# What is required
Find the lines of data that contain the string "JSON", then list them.

━━━━━━

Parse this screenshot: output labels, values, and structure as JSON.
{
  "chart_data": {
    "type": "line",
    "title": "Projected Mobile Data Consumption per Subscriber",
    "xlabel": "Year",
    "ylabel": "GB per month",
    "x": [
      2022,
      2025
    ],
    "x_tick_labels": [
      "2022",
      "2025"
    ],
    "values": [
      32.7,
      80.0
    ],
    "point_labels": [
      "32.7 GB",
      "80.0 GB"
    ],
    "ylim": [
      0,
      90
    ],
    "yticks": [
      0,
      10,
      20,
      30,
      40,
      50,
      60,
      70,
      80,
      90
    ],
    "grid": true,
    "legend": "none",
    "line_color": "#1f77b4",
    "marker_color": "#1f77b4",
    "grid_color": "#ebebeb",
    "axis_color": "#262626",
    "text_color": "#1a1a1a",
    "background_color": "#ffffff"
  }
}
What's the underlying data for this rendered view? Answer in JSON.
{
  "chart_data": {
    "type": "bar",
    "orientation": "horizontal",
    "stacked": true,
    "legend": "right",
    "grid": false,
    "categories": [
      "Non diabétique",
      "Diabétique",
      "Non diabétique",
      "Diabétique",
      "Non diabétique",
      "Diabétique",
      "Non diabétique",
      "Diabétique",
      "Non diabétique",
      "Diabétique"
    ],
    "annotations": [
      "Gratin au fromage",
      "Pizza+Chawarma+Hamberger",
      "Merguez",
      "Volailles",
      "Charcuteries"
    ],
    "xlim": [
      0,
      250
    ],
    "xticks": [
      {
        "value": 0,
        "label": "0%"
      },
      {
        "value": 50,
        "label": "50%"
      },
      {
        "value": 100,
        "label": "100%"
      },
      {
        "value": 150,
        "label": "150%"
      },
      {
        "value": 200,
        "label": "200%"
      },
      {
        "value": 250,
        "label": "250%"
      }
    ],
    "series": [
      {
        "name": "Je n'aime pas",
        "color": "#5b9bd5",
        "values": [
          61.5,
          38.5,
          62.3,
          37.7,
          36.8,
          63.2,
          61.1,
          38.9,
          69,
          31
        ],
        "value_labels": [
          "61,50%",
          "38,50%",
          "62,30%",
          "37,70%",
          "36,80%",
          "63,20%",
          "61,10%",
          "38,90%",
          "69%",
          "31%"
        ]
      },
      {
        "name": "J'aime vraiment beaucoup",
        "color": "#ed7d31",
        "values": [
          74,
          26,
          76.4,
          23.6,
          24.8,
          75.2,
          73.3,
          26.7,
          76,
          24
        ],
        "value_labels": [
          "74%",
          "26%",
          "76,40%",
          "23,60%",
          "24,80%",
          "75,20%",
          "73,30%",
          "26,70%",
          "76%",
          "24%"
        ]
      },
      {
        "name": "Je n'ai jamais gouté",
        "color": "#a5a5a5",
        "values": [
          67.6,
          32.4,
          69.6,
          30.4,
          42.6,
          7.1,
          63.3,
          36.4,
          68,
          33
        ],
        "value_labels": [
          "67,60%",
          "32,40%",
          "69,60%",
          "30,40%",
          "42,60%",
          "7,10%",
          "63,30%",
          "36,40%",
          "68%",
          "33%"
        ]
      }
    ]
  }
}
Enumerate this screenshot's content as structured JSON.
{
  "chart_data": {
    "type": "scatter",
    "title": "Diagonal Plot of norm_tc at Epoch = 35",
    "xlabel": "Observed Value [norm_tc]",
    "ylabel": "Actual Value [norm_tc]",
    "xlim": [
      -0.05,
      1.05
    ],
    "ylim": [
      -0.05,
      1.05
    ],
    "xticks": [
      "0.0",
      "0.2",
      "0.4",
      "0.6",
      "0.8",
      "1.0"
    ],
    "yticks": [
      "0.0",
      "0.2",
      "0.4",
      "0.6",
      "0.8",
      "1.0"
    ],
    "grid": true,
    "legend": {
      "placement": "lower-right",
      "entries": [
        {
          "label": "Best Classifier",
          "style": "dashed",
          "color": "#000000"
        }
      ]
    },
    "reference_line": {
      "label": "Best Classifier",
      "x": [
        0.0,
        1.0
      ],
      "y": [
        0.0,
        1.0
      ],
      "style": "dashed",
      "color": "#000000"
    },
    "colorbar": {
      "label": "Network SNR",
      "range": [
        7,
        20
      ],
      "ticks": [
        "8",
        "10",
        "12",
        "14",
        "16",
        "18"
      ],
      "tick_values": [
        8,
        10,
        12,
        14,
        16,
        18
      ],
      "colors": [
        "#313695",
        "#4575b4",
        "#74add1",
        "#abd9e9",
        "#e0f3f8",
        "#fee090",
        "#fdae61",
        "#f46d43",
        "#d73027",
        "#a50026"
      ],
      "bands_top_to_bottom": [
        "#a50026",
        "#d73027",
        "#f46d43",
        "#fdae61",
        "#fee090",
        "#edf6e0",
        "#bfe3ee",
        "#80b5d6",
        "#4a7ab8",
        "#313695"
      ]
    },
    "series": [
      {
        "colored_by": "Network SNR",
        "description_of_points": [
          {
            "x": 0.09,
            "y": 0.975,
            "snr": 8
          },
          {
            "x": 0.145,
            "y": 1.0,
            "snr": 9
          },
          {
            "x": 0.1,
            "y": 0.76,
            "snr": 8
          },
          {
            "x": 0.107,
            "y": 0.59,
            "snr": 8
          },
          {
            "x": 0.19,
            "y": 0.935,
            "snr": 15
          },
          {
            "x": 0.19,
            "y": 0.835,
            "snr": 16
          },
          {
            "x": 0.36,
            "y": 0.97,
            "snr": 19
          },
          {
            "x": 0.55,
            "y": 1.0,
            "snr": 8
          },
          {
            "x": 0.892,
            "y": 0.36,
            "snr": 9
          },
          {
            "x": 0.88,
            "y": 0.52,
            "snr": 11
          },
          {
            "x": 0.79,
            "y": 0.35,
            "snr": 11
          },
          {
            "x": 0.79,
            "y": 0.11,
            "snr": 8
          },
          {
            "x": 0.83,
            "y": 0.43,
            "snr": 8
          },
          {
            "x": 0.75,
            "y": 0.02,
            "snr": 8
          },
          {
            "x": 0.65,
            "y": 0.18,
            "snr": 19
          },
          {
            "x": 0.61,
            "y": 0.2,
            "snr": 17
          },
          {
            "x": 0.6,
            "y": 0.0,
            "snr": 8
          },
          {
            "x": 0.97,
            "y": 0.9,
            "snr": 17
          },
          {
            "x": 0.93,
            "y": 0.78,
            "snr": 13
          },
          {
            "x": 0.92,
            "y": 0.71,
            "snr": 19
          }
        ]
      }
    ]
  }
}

━━━━━━

# Exercise output
Parse this screenshot: output labels, values, and structure as JSON.
What's the underlying data for this rendered view? Answer in JSON.
Enumerate this screenshot's content as structured JSON.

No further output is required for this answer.